### Work required:
All of the material should be reproduced exactly, with pictures left out.

:::::

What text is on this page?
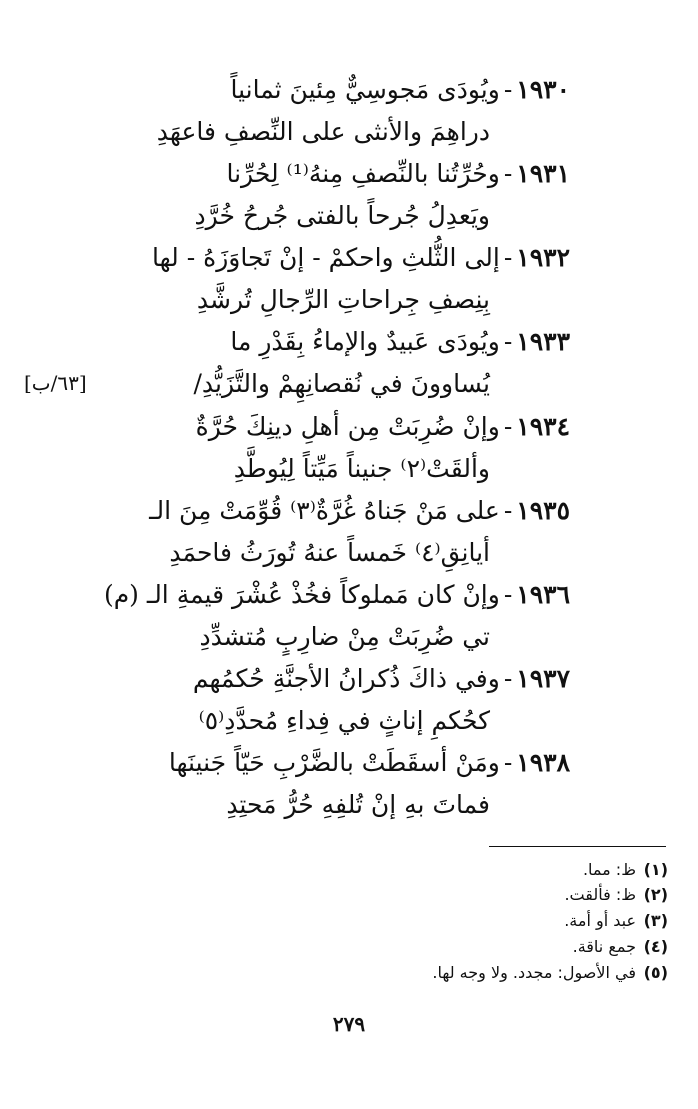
١٩٣٠-ويُودَى مَجوسِيٌّ مِئينَ ثمانياً
دراهِمَ والأنثى على النِّصفِ فاعهَدِ
١٩٣١-وحُرِّتُنا بالنِّصفِ مِنهُ⁽¹⁾ لِحُرِّنا
ويَعدِلُ جُرحاً بالفتى جُرحُ خُرَّدِ
١٩٣٢-إلى الثُّلثِ واحكمْ - إنْ تَجاوَزَهُ - لها
بِنِصفِ جِراحاتِ الرِّجالِ تُرشَّدِ
١٩٣٣-ويُودَى عَبيدٌ والإماءُ بِقَدْرِ ما
يُساوونَ في نُقصانِهِمْ والتَّزَيُّدِ/
[٦٣/ب]
١٩٣٤-وإنْ ضُرِبَتْ مِن أهلِ دينِكَ حُرَّةٌ
وألقَتْ⁽٢⁾ جنيناً مَيِّتاً لِيُوطَّدِ
١٩٣٥-على مَنْ جَناهُ غُرَّةٌ⁽٣⁾ قُوِّمَتْ مِنَ الـ
أيانِقِ⁽٤⁾ خَمساً عنهُ تُورَثُ فاحمَدِ
١٩٣٦-وإنْ كان مَملوكاً فخُذْ عُشْرَ قيمةِ الـ (م)
تي ضُرِبَتْ مِنْ ضارِبٍ مُتشدِّدِ
١٩٣٧-وفي ذاكَ ذُكرانُ الأجنَّةِ حُكمُهم
كحُكمِ إناثٍ في فِداءِ مُحدَّدِ⁽٥⁾
١٩٣٨-ومَنْ أسقَطَتْ بالضَّرْبِ حَيّاً جَنينَها
فماتَ بهِ إنْ تُلفِهِ حُرُّ مَحتِدِ
(١)ظ: مما.
(٢)ظ: فألقت.
(٣)عبد أو أمة.
(٤)جمع ناقة.
(٥)في الأصول: مجدد. ولا وجه لها.
٢٧٩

:::::

### Solution to this task:
What text is on this page?
١٩٣٠-ويُودَى مَجوسِيٌّ مِئينَ ثمانياً
دراهِمَ والأنثى على النِّصفِ فاعهَدِ
١٩٣١-وحُرِّتُنا بالنِّصفِ مِنهُ⁽¹⁾ لِحُرِّنا
ويَعدِلُ جُرحاً بالفتى جُرحُ خُرَّدِ
١٩٣٢-إلى الثُّلثِ واحكمْ - إنْ تَجاوَزَهُ - لها
بِنِصفِ جِراحاتِ الرِّجالِ تُرشَّدِ
١٩٣٣-ويُودَى عَبيدٌ والإماءُ بِقَدْرِ ما
يُساوونَ في نُقصانِهِمْ والتَّزَيُّدِ/
[٦٣/ب]
١٩٣٤-وإنْ ضُرِبَتْ مِن أهلِ دينِكَ حُرَّةٌ
وألقَتْ⁽٢⁾ جنيناً مَيِّتاً لِيُوطَّدِ
١٩٣٥-على مَنْ جَناهُ غُرَّةٌ⁽٣⁾ قُوِّمَتْ مِنَ الـ
أيانِقِ⁽٤⁾ خَمساً عنهُ تُورَثُ فاحمَدِ
١٩٣٦-وإنْ كان مَملوكاً فخُذْ عُشْرَ قيمةِ الـ (م)
تي ضُرِبَتْ مِنْ ضارِبٍ مُتشدِّدِ
١٩٣٧-وفي ذاكَ ذُكرانُ الأجنَّةِ حُكمُهم
كحُكمِ إناثٍ في فِداءِ مُحدَّدِ⁽٥⁾
١٩٣٨-ومَنْ أسقَطَتْ بالضَّرْبِ حَيّاً جَنينَها
فماتَ بهِ إنْ تُلفِهِ حُرُّ مَحتِدِ
(١)ظ: مما.
(٢)ظ: فألقت.
(٣)عبد أو أمة.
(٤)جمع ناقة.
(٥)في الأصول: مجدد. ولا وجه لها.
٢٧٩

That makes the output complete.